» **Task directions**: Using the entries that follow, collect the lines where the word "Produk" appears.

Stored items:

↓↓↓

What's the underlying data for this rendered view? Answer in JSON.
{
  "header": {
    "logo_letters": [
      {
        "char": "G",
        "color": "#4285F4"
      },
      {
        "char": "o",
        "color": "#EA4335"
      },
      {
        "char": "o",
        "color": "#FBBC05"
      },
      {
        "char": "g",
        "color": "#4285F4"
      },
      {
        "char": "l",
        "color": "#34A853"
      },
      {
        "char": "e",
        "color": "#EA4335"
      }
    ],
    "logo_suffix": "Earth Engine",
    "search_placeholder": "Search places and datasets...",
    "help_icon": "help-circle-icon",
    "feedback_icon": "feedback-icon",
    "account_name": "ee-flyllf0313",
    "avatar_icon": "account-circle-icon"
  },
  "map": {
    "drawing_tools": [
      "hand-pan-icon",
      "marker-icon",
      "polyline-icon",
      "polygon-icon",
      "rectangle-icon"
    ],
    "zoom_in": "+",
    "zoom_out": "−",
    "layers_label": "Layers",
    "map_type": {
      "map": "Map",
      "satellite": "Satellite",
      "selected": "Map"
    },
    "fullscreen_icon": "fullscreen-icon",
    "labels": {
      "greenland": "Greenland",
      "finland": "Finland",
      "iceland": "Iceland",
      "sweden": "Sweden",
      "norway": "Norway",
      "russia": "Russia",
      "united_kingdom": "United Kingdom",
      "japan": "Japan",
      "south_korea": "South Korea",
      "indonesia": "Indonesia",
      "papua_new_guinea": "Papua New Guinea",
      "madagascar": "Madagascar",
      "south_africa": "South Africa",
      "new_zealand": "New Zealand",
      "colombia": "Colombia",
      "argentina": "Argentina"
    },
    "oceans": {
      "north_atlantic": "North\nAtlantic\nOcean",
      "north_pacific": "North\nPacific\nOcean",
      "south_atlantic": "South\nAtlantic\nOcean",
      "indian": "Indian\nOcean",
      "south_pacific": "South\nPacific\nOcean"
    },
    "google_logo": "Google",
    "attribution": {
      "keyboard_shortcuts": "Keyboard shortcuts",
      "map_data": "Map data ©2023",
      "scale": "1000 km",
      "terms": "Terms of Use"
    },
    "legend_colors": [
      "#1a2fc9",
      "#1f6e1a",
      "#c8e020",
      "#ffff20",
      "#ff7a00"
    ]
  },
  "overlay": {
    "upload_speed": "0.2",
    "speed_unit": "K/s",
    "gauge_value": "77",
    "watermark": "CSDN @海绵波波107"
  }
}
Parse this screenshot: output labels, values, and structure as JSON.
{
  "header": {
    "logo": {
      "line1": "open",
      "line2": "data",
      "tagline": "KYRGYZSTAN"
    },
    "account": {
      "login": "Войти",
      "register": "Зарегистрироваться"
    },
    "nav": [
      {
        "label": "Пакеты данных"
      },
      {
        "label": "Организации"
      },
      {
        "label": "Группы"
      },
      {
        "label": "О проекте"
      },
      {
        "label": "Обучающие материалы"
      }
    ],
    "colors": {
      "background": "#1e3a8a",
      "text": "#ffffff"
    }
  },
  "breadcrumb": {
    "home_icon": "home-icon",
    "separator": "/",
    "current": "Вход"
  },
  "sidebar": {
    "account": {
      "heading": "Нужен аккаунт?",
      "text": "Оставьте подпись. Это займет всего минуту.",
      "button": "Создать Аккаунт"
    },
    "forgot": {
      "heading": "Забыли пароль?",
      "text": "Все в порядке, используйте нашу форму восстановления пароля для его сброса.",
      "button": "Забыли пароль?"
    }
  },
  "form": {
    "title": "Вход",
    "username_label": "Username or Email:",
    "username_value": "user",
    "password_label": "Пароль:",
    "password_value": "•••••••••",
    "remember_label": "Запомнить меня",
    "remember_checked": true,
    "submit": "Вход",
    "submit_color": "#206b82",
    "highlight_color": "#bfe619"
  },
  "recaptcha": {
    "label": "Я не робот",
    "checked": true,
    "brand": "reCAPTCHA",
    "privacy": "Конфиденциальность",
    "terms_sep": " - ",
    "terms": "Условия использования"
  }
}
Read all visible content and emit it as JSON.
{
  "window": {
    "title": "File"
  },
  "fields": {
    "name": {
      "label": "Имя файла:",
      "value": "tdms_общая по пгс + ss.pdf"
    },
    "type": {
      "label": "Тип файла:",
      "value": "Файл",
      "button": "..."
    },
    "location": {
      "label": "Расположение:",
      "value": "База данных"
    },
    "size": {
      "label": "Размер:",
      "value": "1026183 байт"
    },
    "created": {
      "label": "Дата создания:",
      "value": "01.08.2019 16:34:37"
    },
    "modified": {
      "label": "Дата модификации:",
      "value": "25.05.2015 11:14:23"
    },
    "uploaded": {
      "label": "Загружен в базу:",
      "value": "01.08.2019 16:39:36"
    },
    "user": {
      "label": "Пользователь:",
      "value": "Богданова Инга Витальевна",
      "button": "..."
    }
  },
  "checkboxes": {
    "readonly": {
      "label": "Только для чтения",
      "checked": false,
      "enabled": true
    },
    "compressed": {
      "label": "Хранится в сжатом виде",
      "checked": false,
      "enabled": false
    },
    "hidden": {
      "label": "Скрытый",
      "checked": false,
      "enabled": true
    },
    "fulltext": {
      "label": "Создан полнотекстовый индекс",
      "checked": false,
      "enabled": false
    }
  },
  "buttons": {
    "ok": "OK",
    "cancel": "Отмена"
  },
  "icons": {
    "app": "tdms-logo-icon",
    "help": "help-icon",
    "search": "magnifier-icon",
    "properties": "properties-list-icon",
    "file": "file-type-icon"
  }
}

↑↑↑
↓↓↓

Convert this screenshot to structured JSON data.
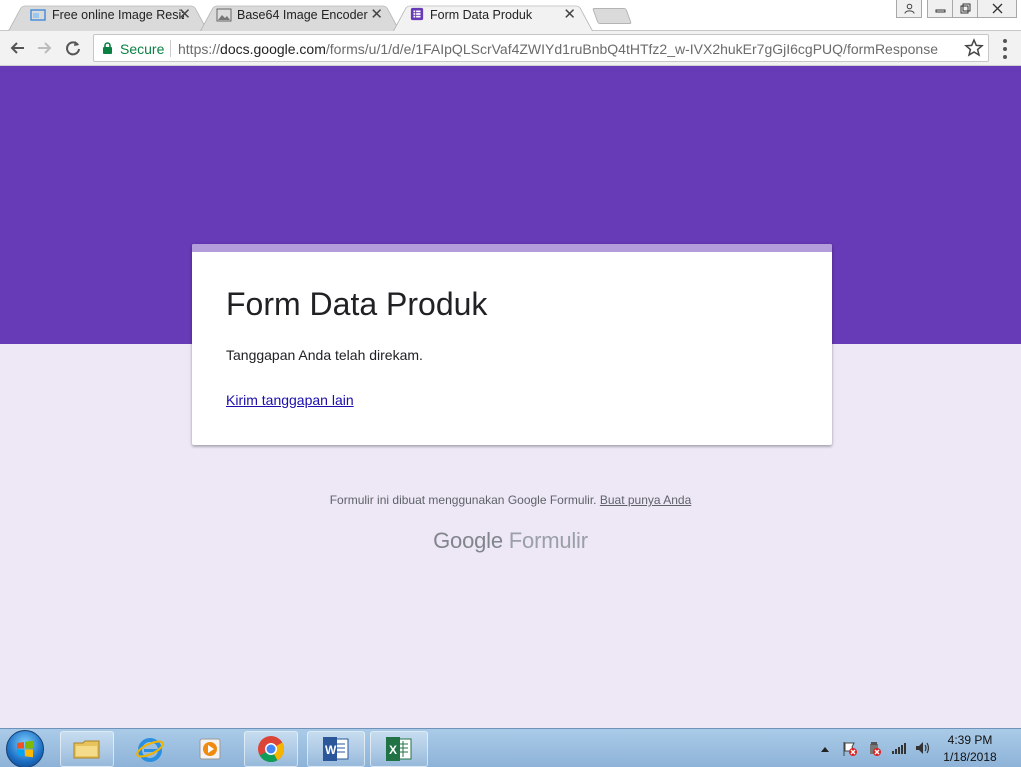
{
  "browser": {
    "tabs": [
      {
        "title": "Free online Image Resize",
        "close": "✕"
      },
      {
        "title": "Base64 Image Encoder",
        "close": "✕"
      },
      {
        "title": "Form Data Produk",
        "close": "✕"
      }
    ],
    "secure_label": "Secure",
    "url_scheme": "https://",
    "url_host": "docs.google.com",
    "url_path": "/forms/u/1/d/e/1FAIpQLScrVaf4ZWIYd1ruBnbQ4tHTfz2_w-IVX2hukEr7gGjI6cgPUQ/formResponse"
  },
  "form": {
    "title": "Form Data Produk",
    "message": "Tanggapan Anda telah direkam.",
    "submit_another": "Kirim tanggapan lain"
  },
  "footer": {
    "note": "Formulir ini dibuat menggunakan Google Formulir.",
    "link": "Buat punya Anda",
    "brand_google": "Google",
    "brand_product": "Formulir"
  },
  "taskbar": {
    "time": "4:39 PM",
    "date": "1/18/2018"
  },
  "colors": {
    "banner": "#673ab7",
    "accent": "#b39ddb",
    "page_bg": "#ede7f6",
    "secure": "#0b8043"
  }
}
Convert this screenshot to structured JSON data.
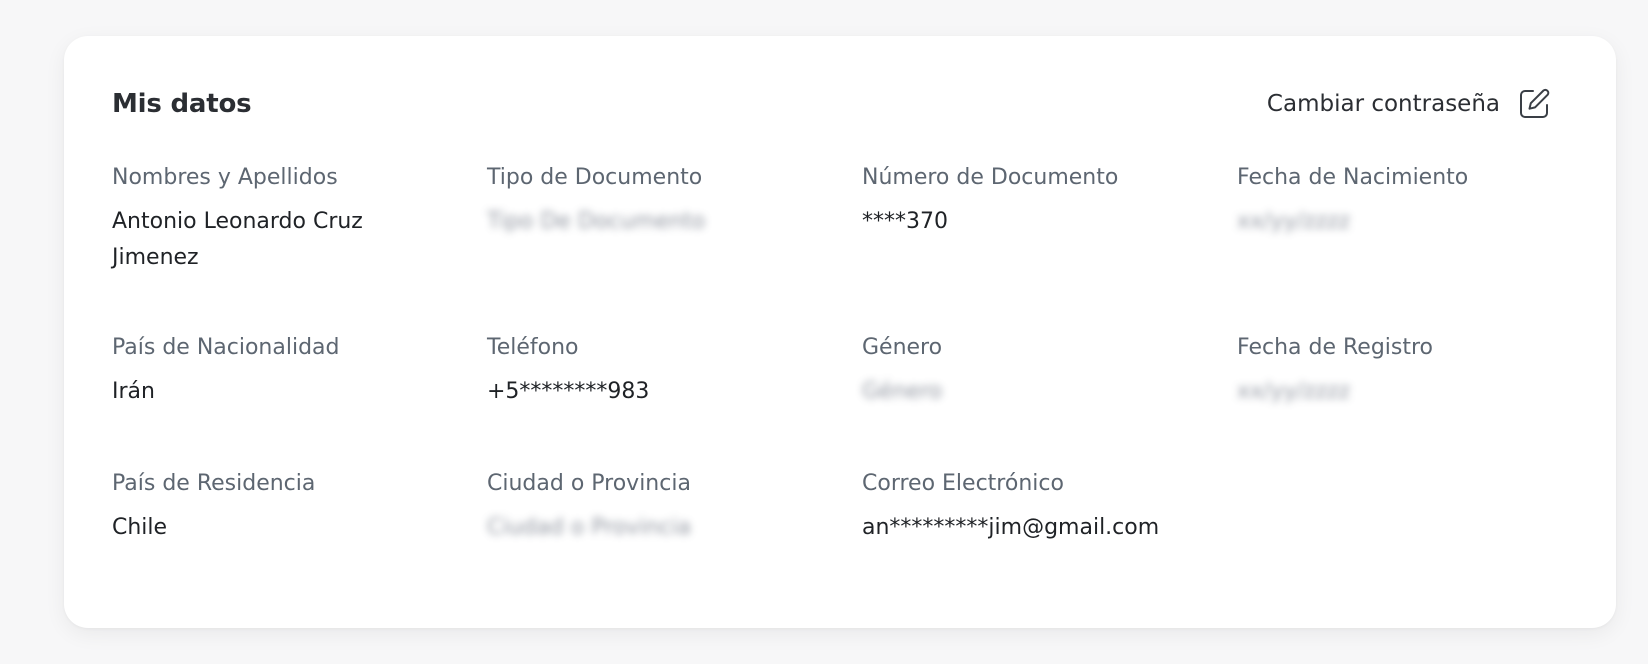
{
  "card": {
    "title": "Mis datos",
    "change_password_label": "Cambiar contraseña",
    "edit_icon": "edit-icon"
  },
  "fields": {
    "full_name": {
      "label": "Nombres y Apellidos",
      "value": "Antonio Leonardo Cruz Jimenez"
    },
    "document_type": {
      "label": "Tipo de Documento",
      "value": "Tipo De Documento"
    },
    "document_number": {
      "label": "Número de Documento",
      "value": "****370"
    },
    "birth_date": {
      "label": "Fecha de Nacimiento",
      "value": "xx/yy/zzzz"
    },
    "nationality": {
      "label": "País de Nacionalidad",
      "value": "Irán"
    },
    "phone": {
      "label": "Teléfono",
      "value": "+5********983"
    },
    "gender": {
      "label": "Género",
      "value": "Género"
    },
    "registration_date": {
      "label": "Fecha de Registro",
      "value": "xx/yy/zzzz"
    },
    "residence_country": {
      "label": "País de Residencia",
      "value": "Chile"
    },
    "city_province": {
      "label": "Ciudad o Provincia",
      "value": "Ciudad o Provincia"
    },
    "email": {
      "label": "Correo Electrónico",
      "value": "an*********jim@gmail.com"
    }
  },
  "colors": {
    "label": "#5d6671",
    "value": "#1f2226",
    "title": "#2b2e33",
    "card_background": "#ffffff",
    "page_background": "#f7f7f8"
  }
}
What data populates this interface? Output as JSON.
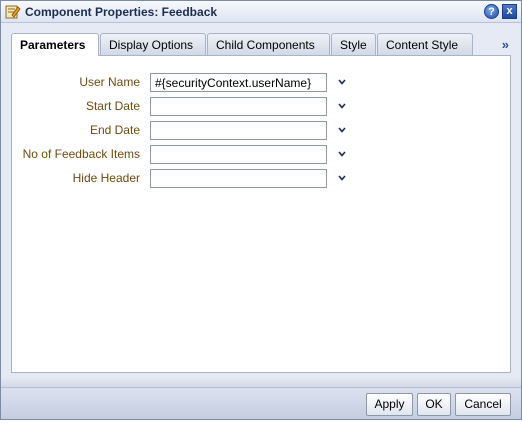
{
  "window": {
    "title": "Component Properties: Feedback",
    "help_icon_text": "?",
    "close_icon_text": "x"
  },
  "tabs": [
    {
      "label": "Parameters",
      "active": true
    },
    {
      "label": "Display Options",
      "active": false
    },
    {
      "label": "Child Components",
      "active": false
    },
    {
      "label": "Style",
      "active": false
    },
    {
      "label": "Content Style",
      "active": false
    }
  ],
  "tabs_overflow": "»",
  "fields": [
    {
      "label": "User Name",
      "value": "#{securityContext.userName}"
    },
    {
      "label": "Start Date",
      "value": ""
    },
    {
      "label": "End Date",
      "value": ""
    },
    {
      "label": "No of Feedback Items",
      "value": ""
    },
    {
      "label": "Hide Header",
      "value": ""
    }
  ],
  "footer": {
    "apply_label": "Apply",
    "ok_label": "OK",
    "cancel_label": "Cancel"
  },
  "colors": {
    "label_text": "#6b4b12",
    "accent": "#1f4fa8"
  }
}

↑↑↑

» **Result for this task**:
        "title": "Form Data Produk",
    "title": "Form Data Produk",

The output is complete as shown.